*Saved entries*
________
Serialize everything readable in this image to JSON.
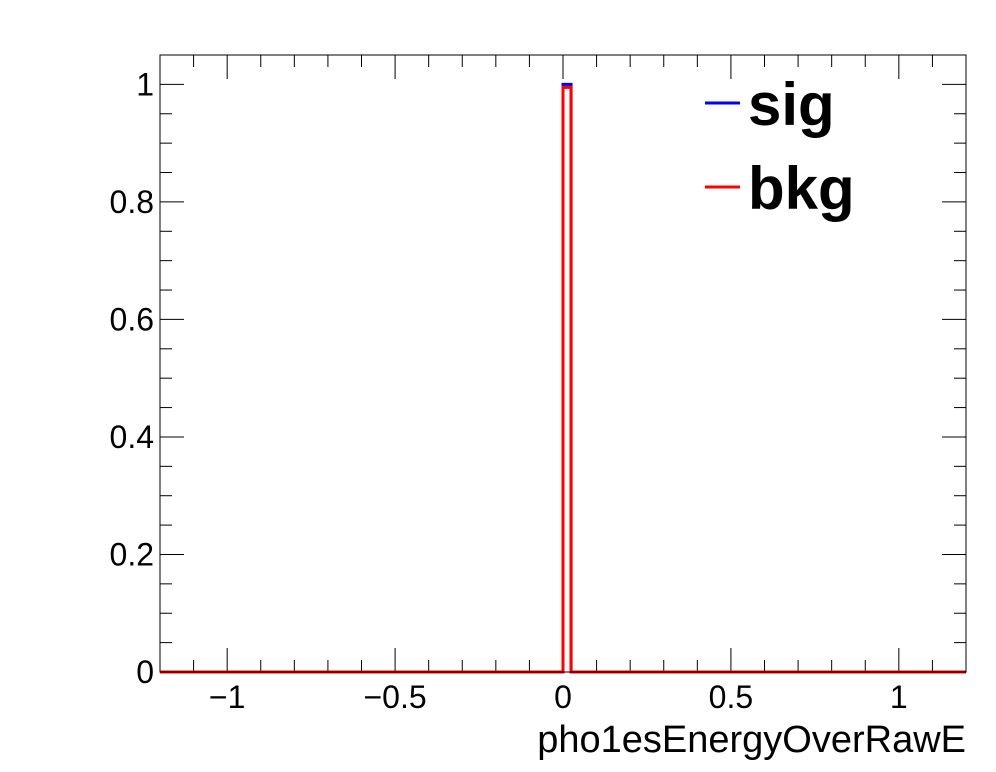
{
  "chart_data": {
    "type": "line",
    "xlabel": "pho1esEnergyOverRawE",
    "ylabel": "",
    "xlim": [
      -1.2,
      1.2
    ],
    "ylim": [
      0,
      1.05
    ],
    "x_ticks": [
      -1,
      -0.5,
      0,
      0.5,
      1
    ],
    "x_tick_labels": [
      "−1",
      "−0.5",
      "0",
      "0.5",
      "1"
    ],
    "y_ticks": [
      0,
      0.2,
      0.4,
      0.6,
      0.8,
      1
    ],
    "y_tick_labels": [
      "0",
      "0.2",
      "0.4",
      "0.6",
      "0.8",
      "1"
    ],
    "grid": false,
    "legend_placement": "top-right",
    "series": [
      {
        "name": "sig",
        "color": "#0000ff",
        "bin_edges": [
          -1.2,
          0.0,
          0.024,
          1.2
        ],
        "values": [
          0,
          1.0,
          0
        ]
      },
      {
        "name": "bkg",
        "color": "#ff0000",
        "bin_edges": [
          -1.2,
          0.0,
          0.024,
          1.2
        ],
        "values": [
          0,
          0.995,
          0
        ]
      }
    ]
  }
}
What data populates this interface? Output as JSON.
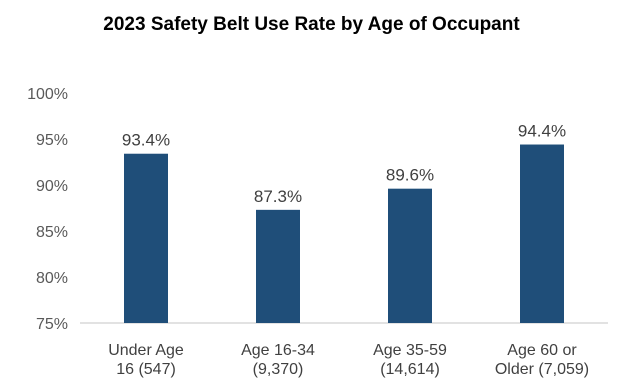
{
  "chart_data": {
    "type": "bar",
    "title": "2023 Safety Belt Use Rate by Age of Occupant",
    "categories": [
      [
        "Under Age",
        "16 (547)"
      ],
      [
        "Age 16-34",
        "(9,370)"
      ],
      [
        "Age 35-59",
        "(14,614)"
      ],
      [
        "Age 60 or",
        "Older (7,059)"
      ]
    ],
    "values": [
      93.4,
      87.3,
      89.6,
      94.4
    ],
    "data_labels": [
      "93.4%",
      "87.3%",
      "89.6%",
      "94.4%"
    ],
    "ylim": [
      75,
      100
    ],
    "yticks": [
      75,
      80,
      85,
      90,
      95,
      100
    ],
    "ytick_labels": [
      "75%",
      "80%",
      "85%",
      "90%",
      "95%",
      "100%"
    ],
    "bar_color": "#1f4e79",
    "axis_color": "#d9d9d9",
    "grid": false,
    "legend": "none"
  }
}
________
*Task details*
Copy all the records above exactly, but leave out the pictures.

*Answer below*
Serialize everything readable in this image to JSON.
{
  "chart_data": {
    "type": "line",
    "xlabel": "pho1esEnergyOverRawE",
    "ylabel": "",
    "xlim": [
      -1.2,
      1.2
    ],
    "ylim": [
      0,
      1.05
    ],
    "x_ticks": [
      -1,
      -0.5,
      0,
      0.5,
      1
    ],
    "x_tick_labels": [
      "−1",
      "−0.5",
      "0",
      "0.5",
      "1"
    ],
    "y_ticks": [
      0,
      0.2,
      0.4,
      0.6,
      0.8,
      1
    ],
    "y_tick_labels": [
      "0",
      "0.2",
      "0.4",
      "0.6",
      "0.8",
      "1"
    ],
    "grid": false,
    "legend_placement": "top-right",
    "series": [
      {
        "name": "sig",
        "color": "#0000ff",
        "bin_edges": [
          -1.2,
          0.0,
          0.024,
          1.2
        ],
        "values": [
          0,
          1.0,
          0
        ]
      },
      {
        "name": "bkg",
        "color": "#ff0000",
        "bin_edges": [
          -1.2,
          0.0,
          0.024,
          1.2
        ],
        "values": [
          0,
          0.995,
          0
        ]
      }
    ]
  }
}
What data populates this interface? Output as JSON.
{
  "chart_data": {
    "type": "bar",
    "title": "2023 Safety Belt Use Rate by Age of Occupant",
    "categories": [
      [
        "Under Age",
        "16 (547)"
      ],
      [
        "Age 16-34",
        "(9,370)"
      ],
      [
        "Age 35-59",
        "(14,614)"
      ],
      [
        "Age 60 or",
        "Older (7,059)"
      ]
    ],
    "values": [
      93.4,
      87.3,
      89.6,
      94.4
    ],
    "data_labels": [
      "93.4%",
      "87.3%",
      "89.6%",
      "94.4%"
    ],
    "ylim": [
      75,
      100
    ],
    "yticks": [
      75,
      80,
      85,
      90,
      95,
      100
    ],
    "ytick_labels": [
      "75%",
      "80%",
      "85%",
      "90%",
      "95%",
      "100%"
    ],
    "bar_color": "#1f4e79",
    "axis_color": "#d9d9d9",
    "grid": false,
    "legend": "none"
  }
}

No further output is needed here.